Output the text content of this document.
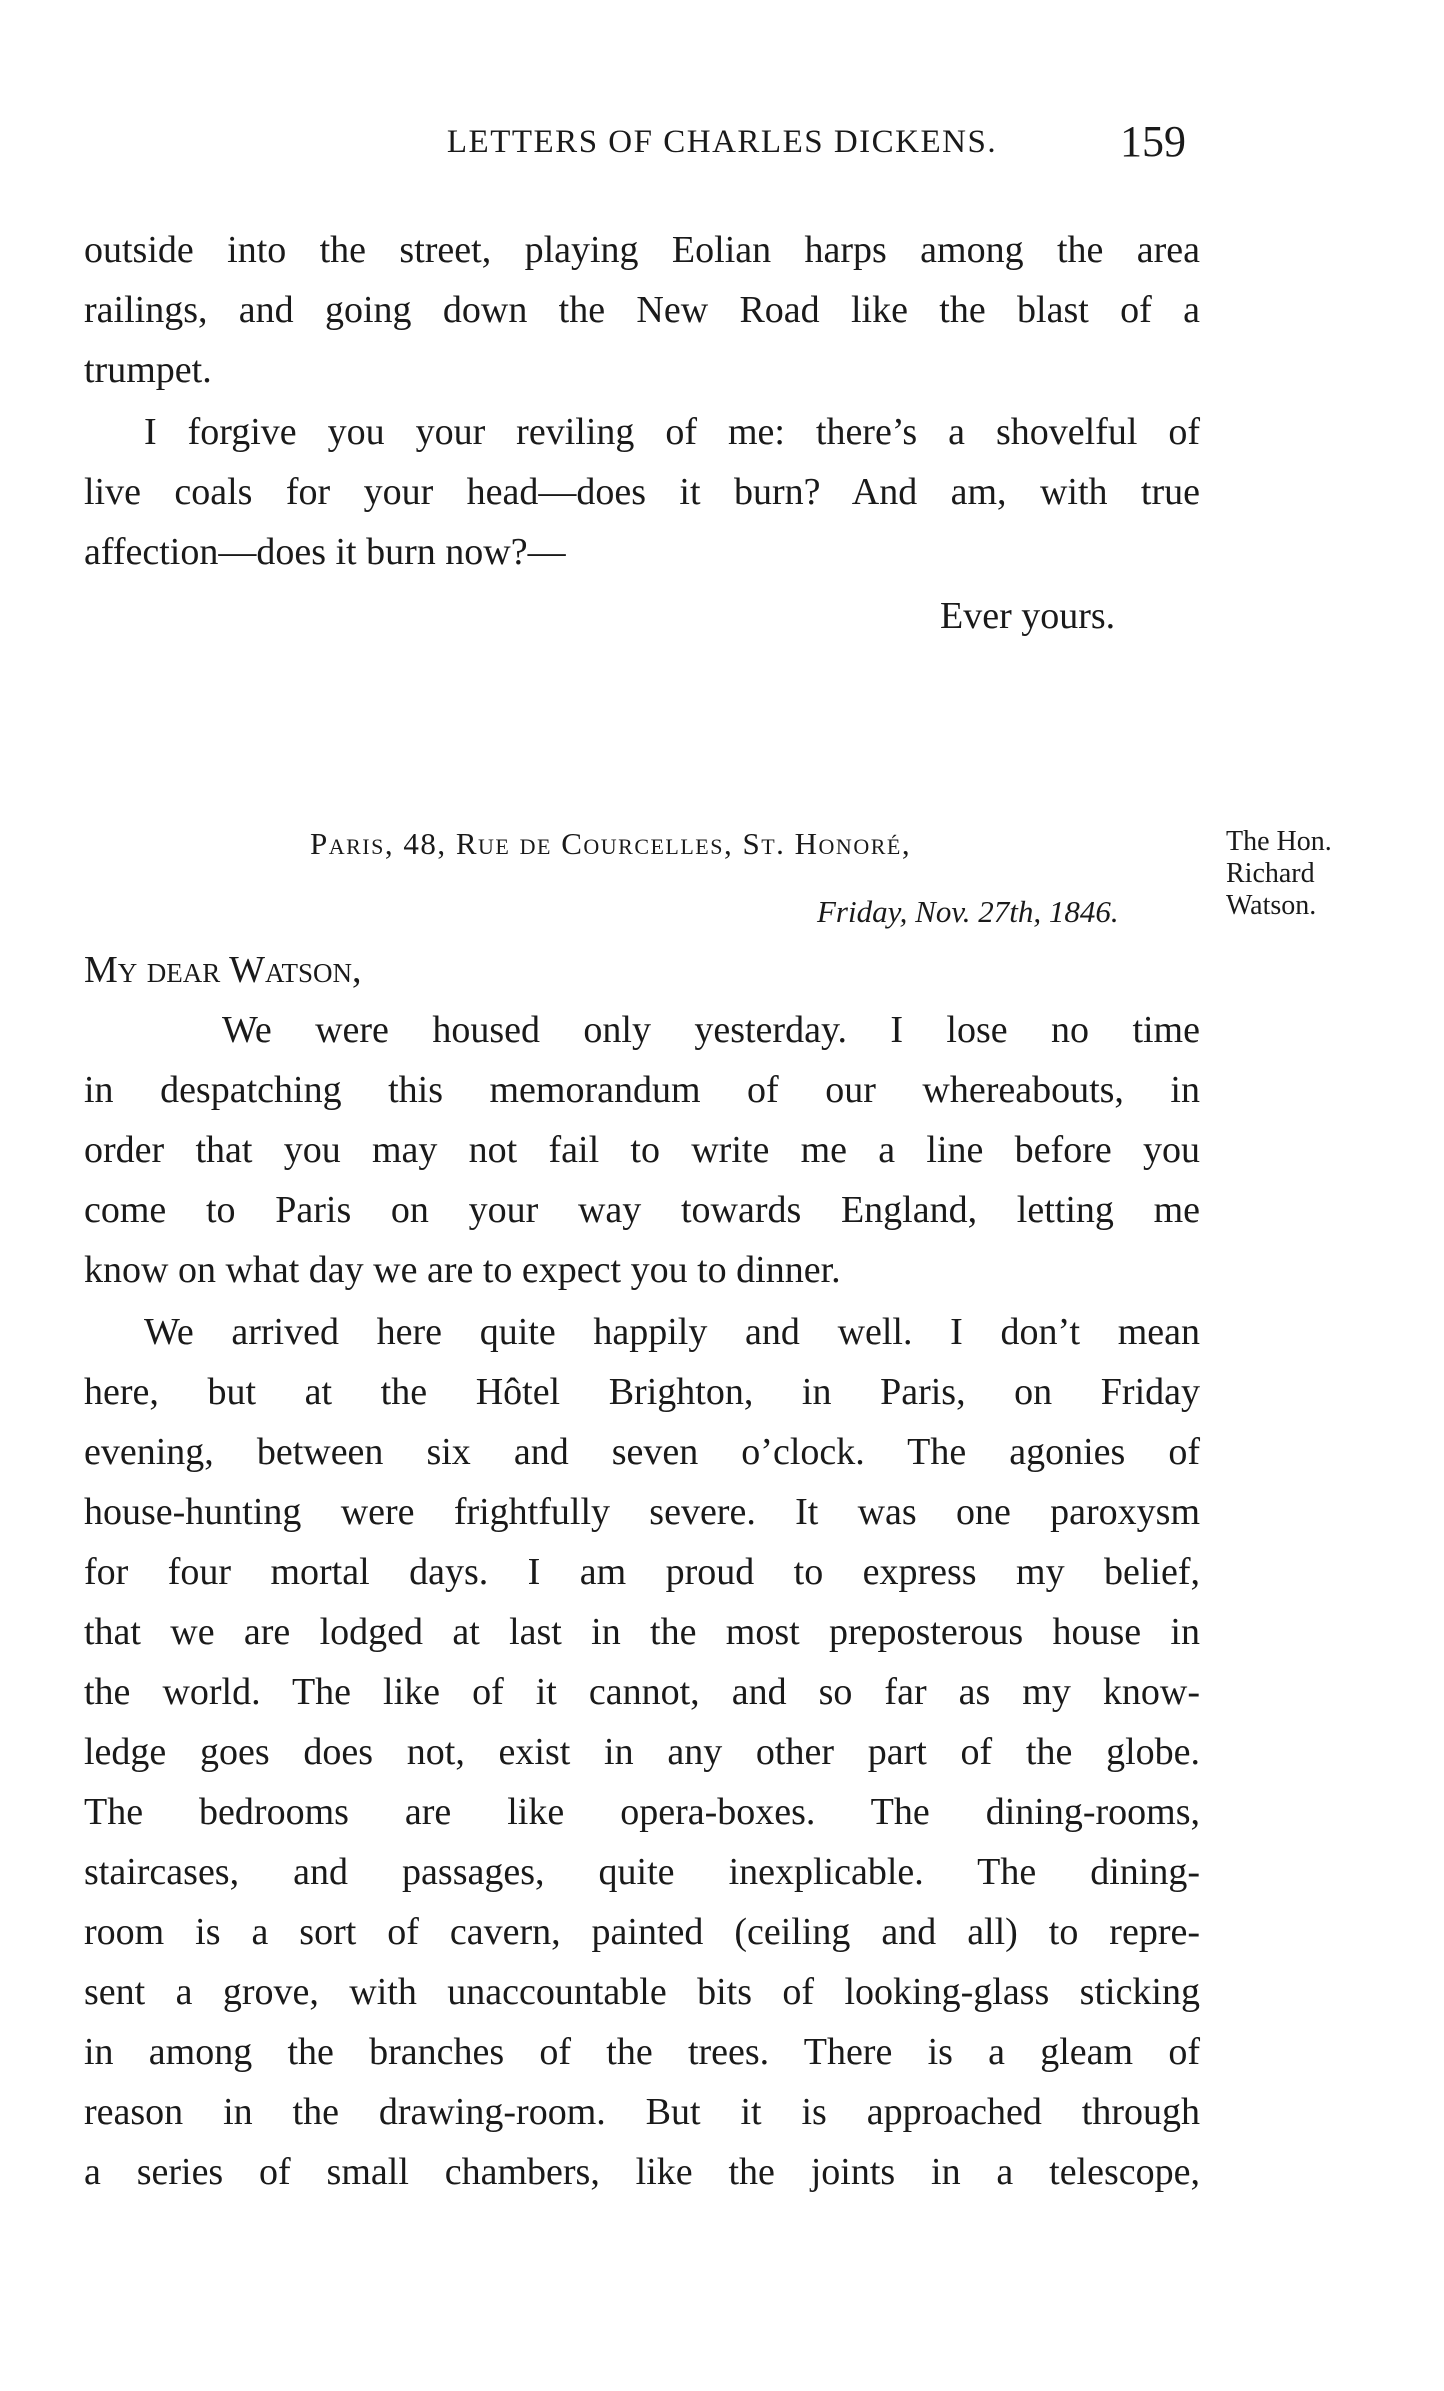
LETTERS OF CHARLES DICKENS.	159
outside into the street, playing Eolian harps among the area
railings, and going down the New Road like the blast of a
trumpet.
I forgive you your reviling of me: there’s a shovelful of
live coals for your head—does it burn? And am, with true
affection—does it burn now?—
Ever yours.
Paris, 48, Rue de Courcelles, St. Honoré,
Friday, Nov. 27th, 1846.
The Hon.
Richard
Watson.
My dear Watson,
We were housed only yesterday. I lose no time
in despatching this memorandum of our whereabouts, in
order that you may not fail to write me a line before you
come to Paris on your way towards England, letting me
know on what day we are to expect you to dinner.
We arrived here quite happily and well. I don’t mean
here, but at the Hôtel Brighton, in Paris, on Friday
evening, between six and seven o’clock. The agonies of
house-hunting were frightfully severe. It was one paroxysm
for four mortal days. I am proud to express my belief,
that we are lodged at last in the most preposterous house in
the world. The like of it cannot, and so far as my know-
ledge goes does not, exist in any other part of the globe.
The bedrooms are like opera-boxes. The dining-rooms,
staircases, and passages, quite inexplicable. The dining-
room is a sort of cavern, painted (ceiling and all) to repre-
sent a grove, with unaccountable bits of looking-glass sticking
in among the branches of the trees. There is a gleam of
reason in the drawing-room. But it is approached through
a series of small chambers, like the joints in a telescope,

DIRECTIONS FOR THIS TASK - Within the listing above, find every line containing the string "does" and return it.

COMPLETE OUTPUT -
live coals for your head—does it burn? And am, with true
affection—does it burn now?—
ledge goes does not, exist in any other part of the globe.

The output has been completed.